◆ **EXTRACT TO READ**
○ ○ ○ ○
Irritable bowel syndrome (IBS)

Irritable bowel syndrome (IBS) is a gastrointestinal disorder causing cramping, abdominal pain, bloating, gas, diarrhea and constipation that is influenced by diet, lifestyle and stress [31]. Unlike IBD, IBS is not associated with overt inflammation or damage to intestinal tissues. However, a subset of IBS patients experiences visceral hypersensitivity, which is a lowered threshold for pain in the abdominal area. Although alterations in bacterial communities in IBS have been investigated, the potential role for fungi in IBS remains largely unexplored [32]. A provocative recent study now sheds light on fungal dysbiosis in IBS patients and how changes in the mycobiome may mediate visceral hypersensitivity [33]. The fecal mycobiome was compared amongst IBS patients that were categorized into hypersensitive and normally sensitive groups. Analysis of these groups revealed that the hypersensitive IBS patients have a different mycobiota compared to the normally-sensitive IBS patients. Utilizing a rat model of stress-induced IBS-like visceral hypersensitivity, the authors observed that treatment with an antifungal drug, high doses of soluble β-glucan (thought to inhibit the fungal β-glucan receptor Dectin-1), or a pharmacological Syk inhibitor (also aimed at inhibiting Dectin-1 signaling) could block development of visceral hypersensitivity. Additionally, gavage of cecum content from hypersensitive rats was able to restore visceral hypersensitivity in fungicide-treated recipient rats. Visceral hypersensitivity has been previously linked to mast cell degranulation [34], and the authors documented that particulate β-glucans (which can activate Dectin-1), can trigger histamine release from gut mucosal mast cells (Fig. 2). If this mechanism truly contributes to IBS visceral hypersensitivity, it will be important to understand how fungal antigens make their way from the gut lumen to mast cells in the mesentery and if activation of other antifungal immune receptors similarly affect development of visceral hypersensitivity.

Fungal influence on metabolites in the gut

Commensal fungi may directly or indirectly regulate gut homeostasis in many ways, and one recent hypothesis is that commensal fungi may influence the availability of specific biologically important metabolites [35]. Saccharomyces, commonly found in many foods, is a part of commensal fungi in the gut and is generally non-pathogenic in healthy individuals. However, even commensal fungi have detrimental effects if the relative burden is increased during fungal dysbiosis. Round and coworkers noted that intestinal S. cerevisiae could exacerbate colitis in mouse 2,4,6-trinitrobenzenesulfonic acid (TNBS) and DSS models, and they noted that monocolonization of germ-free mice with S. cerevisiae caused epithelial cells to produce increased levels of uric acid, promoting disruption of the intestinal barrier and increasing intestinal permeability [35] (Fig. 2). Uric acid was also produced during the S. cerevisiae-exacerbated disease in wild-type animals, and pharmacological inhibition of uric acid production ameliorated disease. Further, the investigators noted that uric acid and ASCA were positively correlated in human IBD patient sera. This and other fungal-influenced metabolite production may be good targets for clinical intervention in disease in the future.
○ ○ ○ ○
◆ **DATA EXTRACT**
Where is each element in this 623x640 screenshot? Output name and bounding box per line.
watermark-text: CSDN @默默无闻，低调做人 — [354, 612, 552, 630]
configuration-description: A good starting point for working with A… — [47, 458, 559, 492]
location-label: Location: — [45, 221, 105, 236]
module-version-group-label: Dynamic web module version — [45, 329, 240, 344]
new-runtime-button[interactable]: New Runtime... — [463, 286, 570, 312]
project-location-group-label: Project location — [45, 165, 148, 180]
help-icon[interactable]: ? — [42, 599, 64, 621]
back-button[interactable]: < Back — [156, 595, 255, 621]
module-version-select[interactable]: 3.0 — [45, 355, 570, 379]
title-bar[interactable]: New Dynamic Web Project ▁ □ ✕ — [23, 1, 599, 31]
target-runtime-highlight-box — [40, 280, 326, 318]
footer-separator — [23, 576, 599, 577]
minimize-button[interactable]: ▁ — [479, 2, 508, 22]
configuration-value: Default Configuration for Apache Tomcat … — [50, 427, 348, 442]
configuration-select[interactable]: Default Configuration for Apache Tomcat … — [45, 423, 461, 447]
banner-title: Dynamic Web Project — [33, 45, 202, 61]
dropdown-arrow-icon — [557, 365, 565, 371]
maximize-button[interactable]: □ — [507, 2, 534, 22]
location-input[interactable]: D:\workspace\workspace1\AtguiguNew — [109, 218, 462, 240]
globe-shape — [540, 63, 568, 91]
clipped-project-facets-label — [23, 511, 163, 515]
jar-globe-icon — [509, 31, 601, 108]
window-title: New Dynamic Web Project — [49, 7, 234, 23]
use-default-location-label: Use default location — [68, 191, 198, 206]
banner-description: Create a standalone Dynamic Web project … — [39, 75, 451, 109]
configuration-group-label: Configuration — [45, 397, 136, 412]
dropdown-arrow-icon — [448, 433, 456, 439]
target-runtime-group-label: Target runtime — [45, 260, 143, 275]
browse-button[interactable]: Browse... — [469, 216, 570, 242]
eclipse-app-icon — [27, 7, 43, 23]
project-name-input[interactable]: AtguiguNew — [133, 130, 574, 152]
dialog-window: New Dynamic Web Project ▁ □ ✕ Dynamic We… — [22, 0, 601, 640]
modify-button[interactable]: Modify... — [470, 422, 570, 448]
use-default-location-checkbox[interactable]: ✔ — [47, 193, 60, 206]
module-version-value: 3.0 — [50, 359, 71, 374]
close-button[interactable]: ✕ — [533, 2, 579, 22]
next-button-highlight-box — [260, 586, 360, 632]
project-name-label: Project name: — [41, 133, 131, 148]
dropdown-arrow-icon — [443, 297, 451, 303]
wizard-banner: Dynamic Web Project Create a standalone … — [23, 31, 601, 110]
○ ○ ○ ○
◆ **WHAT TO WORK ON**
For each statement, say yes or no according to the text on fungi in IBS and gut metabolites, and quote the words that decide it. 1. IBS is associated with overt inflammation of intestinal tissues. 2. Monocolonizing germ-free mice with S. cerevisiae led epithelial cells to produce more uric acid. 3. Uric acid and ASCA were negatively correlated in human IBD patient sera.

◆ **EXERCISE RESPONSE**
1. No: "Unlike IBD, IBS is not associated with overt inflammation or damage to intestinal tissues."
2. Yes: "monocolonization of germ-free mice with S. cerevisiae caused epithelial cells to produce increased levels of uric acid"
3. No: "uric acid and ASCA were positively correlated in human IBD patient sera"